** Direction **
From the entries that follow, pick out all lines holding "free".

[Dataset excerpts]
..............................

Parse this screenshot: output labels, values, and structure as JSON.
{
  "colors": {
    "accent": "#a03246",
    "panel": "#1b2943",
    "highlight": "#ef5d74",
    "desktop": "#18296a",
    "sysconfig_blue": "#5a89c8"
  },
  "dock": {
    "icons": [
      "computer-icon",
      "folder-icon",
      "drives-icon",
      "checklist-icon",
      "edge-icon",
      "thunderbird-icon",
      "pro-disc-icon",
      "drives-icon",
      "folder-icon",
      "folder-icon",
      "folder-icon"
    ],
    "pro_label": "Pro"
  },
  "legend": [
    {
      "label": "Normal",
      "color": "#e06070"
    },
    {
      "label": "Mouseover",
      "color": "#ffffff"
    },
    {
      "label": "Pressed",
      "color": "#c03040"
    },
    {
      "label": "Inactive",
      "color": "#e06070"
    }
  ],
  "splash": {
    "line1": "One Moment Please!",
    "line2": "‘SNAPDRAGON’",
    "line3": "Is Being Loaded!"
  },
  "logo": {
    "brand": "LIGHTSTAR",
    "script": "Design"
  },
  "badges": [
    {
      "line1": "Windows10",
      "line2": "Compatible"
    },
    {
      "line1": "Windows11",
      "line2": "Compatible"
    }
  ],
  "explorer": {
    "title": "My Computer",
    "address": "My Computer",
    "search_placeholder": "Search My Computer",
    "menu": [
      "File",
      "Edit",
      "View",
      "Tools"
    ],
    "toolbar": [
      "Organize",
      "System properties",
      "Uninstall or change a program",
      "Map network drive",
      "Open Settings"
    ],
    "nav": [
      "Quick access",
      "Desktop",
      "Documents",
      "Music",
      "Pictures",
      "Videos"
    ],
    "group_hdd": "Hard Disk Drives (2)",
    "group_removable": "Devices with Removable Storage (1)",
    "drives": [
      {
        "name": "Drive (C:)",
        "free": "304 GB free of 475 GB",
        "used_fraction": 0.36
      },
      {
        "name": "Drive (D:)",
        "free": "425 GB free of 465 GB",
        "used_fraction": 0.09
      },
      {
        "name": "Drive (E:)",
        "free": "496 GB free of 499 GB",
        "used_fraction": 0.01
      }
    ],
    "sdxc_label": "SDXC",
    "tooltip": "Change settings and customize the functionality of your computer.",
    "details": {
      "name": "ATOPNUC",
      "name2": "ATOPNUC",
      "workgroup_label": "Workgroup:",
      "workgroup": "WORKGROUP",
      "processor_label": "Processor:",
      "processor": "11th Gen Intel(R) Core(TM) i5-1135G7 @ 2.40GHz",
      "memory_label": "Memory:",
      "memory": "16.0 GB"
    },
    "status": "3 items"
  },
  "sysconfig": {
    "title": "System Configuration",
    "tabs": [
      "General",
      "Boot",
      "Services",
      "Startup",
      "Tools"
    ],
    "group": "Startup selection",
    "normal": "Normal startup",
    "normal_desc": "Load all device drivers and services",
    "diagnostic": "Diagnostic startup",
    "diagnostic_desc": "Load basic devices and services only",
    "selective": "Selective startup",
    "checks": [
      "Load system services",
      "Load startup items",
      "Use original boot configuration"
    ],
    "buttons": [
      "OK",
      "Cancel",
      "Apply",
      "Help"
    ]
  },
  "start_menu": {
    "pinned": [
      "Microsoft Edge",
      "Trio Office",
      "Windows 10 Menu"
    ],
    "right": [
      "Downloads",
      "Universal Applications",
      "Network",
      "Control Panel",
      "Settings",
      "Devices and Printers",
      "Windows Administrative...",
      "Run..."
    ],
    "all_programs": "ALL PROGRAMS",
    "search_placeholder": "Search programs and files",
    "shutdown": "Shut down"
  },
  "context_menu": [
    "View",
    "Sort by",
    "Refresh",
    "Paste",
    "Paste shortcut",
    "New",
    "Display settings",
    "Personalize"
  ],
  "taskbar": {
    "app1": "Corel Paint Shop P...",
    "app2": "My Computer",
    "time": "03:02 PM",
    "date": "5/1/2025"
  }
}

..............................

** Response for this exercise **
        "free": "304 GB free of 475 GB",
        "free": "425 GB free of 465 GB",
        "free": "496 GB free of 499 GB",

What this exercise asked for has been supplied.